◆ **Required work**:
Among the entries, which lines carry the string "Madau"? Copy each of them.

◆ **Data supplied**:
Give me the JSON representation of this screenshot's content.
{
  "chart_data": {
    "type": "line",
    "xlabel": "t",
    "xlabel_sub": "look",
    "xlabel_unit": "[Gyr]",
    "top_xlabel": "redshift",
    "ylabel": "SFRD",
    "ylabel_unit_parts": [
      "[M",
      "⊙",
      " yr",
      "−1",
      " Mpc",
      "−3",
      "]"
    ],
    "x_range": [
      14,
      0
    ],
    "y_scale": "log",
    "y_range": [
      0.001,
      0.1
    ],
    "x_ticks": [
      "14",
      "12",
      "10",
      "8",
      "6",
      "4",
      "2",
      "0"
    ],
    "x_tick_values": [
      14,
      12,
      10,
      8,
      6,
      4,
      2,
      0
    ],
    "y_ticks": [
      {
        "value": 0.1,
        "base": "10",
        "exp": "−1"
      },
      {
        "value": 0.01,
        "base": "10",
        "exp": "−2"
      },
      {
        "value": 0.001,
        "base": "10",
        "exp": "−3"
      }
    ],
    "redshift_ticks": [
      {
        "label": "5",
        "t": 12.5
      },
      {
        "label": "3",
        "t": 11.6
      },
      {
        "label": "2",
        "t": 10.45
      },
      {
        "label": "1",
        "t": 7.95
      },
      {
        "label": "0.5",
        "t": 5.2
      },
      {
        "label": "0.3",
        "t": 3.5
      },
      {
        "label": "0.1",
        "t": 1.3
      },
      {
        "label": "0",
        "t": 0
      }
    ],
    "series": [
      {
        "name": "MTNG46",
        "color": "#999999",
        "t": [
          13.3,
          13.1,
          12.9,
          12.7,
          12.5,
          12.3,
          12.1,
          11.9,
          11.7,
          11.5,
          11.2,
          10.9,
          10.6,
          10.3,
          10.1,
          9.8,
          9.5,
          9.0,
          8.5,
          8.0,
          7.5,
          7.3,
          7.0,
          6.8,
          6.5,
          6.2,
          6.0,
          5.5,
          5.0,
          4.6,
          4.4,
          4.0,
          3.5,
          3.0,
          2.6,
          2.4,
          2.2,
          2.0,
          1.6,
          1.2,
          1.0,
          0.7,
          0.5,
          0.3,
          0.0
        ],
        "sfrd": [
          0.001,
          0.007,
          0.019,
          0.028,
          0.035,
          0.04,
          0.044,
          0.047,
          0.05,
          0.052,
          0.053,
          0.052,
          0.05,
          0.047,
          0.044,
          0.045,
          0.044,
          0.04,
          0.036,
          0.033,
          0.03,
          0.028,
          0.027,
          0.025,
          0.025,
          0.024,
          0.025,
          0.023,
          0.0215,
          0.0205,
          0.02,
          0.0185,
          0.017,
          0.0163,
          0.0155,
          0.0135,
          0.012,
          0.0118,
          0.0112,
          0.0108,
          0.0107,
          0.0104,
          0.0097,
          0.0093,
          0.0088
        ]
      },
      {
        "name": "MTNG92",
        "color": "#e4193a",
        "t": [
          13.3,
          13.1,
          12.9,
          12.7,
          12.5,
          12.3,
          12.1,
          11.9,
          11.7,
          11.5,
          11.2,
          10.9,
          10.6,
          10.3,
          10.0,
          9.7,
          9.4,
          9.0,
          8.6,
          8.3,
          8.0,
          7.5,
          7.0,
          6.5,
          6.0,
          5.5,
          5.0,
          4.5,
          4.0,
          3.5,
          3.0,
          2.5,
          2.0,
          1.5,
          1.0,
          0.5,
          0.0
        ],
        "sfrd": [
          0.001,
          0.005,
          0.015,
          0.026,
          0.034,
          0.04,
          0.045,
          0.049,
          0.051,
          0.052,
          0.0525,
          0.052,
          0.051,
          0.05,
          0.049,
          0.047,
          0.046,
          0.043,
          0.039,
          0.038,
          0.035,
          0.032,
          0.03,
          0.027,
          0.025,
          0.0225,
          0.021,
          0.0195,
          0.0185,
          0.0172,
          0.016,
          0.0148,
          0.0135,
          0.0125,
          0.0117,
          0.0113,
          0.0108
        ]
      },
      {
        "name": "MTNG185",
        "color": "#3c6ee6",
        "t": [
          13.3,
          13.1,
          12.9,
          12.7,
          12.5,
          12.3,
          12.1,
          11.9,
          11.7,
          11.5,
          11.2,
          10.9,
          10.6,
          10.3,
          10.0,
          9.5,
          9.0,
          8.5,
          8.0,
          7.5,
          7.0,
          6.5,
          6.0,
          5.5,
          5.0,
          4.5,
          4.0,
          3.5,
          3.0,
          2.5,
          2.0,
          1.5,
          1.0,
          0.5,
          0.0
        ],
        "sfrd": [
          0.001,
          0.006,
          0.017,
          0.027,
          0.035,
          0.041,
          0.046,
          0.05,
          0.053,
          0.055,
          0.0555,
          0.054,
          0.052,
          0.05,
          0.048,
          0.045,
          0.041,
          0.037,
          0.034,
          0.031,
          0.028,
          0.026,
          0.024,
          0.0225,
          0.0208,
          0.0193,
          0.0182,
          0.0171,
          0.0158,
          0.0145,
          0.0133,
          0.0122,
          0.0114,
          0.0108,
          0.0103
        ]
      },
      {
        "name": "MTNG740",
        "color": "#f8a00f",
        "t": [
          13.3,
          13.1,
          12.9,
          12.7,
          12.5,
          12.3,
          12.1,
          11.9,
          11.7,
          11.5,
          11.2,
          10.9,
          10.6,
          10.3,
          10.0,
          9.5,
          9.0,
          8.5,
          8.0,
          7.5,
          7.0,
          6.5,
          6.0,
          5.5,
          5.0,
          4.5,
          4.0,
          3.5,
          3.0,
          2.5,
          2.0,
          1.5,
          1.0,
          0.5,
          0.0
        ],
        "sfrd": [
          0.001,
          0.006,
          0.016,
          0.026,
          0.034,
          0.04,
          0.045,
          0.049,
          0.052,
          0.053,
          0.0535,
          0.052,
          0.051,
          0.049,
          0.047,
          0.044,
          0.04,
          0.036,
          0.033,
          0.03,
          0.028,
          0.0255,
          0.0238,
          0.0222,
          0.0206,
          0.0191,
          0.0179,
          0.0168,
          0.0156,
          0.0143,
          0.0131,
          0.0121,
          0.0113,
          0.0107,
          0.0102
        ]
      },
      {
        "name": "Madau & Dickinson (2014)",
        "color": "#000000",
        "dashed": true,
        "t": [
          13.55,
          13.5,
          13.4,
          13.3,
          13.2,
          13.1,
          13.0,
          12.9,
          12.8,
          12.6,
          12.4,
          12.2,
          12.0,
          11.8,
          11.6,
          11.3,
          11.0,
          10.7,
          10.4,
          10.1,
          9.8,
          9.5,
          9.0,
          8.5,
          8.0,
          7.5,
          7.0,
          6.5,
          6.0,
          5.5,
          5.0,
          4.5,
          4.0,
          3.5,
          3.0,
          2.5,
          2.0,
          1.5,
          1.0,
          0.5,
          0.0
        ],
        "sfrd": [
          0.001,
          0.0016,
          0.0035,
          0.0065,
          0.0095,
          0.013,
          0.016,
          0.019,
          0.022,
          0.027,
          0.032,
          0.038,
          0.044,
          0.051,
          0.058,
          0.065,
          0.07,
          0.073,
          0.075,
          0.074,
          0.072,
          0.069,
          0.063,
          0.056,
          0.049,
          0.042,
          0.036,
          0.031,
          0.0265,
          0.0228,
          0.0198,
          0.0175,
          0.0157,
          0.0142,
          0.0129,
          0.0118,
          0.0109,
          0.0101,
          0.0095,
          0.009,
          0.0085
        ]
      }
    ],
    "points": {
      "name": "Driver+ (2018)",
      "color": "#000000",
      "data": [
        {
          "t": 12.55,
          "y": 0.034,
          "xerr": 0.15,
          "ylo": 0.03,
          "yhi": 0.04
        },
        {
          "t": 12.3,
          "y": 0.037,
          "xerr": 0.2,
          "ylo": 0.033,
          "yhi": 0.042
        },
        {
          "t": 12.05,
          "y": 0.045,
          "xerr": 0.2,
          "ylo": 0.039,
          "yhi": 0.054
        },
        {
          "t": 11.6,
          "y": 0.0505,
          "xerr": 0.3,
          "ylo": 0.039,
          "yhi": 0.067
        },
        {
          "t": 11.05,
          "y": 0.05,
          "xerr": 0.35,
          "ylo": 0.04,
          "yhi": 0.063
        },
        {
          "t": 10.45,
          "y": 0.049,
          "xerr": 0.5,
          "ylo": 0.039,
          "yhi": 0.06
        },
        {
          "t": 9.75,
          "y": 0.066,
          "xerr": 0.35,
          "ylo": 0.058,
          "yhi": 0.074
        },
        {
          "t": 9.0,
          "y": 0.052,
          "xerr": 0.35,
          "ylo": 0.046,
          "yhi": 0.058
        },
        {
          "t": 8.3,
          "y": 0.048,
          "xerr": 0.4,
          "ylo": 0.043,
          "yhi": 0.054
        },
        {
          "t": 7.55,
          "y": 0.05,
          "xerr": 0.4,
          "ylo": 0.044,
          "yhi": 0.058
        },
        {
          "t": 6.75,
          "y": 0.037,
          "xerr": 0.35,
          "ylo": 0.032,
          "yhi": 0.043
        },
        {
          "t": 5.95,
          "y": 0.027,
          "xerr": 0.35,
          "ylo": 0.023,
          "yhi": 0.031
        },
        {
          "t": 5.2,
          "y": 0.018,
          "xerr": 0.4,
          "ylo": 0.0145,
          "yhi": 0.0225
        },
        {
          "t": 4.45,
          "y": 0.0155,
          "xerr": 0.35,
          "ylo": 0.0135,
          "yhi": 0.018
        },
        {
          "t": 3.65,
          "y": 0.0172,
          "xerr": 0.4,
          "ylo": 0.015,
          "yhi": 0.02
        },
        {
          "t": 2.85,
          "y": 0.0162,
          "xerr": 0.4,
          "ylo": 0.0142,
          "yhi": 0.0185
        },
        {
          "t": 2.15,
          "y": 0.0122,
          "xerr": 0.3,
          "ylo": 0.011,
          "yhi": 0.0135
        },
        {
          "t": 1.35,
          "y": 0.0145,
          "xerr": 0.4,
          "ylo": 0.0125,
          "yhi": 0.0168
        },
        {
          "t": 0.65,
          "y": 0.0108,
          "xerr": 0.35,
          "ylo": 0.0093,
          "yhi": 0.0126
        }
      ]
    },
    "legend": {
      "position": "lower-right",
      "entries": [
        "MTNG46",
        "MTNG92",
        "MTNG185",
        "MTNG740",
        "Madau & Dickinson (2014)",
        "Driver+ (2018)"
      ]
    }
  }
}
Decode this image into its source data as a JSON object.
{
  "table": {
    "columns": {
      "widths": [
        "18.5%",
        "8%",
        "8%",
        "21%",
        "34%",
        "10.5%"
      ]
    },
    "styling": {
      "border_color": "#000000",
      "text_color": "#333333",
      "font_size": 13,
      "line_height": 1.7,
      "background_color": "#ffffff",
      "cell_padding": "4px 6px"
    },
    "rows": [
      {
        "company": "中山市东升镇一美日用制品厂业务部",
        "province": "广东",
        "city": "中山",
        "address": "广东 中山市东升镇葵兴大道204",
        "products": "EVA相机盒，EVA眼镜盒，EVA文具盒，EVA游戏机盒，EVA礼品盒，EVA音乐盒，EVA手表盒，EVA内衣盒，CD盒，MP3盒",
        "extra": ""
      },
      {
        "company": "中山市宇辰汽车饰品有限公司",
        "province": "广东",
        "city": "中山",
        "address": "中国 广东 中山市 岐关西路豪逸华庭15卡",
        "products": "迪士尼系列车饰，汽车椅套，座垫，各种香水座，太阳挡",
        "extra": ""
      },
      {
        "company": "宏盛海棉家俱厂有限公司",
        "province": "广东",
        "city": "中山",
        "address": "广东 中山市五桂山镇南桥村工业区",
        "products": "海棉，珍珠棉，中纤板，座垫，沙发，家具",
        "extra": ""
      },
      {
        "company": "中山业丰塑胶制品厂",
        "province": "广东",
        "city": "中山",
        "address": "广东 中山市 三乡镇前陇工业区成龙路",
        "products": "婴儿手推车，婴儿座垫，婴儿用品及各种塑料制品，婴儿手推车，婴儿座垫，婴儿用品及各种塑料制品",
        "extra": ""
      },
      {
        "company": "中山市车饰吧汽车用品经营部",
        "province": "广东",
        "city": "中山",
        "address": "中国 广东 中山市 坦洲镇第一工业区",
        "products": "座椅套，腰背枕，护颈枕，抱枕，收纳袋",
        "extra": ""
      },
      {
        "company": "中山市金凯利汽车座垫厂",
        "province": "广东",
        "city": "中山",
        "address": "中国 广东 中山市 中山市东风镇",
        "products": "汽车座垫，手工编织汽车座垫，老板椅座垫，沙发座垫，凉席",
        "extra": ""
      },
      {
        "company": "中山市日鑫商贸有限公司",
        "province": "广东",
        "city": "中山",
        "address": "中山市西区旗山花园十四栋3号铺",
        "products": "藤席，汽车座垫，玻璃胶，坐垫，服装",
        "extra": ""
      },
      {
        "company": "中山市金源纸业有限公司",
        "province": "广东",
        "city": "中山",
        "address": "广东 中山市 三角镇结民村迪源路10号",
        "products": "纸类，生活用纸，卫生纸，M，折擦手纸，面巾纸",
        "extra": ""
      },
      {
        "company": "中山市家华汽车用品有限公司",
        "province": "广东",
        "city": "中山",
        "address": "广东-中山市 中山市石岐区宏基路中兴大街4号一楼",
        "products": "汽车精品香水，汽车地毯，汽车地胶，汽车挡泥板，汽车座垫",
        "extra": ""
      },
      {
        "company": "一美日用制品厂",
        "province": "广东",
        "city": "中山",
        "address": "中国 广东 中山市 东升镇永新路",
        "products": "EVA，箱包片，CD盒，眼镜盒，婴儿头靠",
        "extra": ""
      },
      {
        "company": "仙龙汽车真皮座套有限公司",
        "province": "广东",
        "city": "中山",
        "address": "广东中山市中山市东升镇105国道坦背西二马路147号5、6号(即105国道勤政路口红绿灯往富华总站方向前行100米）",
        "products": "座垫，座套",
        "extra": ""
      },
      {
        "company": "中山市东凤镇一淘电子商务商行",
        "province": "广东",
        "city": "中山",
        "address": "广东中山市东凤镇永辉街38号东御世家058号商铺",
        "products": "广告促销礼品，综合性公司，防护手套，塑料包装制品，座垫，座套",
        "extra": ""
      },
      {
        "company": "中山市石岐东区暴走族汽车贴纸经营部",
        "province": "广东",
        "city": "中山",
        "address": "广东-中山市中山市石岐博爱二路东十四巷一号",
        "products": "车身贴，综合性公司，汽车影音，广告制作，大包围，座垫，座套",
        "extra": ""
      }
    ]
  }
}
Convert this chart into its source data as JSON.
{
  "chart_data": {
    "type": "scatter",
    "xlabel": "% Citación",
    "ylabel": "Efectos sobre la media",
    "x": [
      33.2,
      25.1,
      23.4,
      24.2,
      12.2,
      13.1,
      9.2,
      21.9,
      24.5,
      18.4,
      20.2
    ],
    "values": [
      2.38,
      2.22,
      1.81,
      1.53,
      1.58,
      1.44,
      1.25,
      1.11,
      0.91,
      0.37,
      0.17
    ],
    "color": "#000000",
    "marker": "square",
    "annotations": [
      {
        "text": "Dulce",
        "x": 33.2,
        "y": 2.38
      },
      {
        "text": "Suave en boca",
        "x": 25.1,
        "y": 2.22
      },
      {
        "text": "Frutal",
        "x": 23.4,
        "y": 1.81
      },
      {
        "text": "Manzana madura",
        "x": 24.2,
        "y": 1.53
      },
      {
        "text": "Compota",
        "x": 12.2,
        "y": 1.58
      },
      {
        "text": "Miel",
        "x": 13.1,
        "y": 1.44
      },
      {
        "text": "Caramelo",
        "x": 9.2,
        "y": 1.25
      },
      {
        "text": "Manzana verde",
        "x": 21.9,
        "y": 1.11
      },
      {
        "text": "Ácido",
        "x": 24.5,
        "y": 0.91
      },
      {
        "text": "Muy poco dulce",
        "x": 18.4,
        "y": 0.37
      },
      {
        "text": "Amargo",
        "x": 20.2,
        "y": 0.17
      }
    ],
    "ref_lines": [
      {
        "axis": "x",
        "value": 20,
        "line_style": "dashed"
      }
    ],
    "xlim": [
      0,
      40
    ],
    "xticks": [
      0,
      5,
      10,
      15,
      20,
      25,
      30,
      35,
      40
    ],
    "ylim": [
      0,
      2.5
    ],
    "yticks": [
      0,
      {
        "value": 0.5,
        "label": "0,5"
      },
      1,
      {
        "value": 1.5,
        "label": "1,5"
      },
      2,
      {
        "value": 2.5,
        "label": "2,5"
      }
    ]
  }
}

◆ **The completed task**:
        "name": "Madau & Dickinson (2014)",
        "Madau & Dickinson (2014)",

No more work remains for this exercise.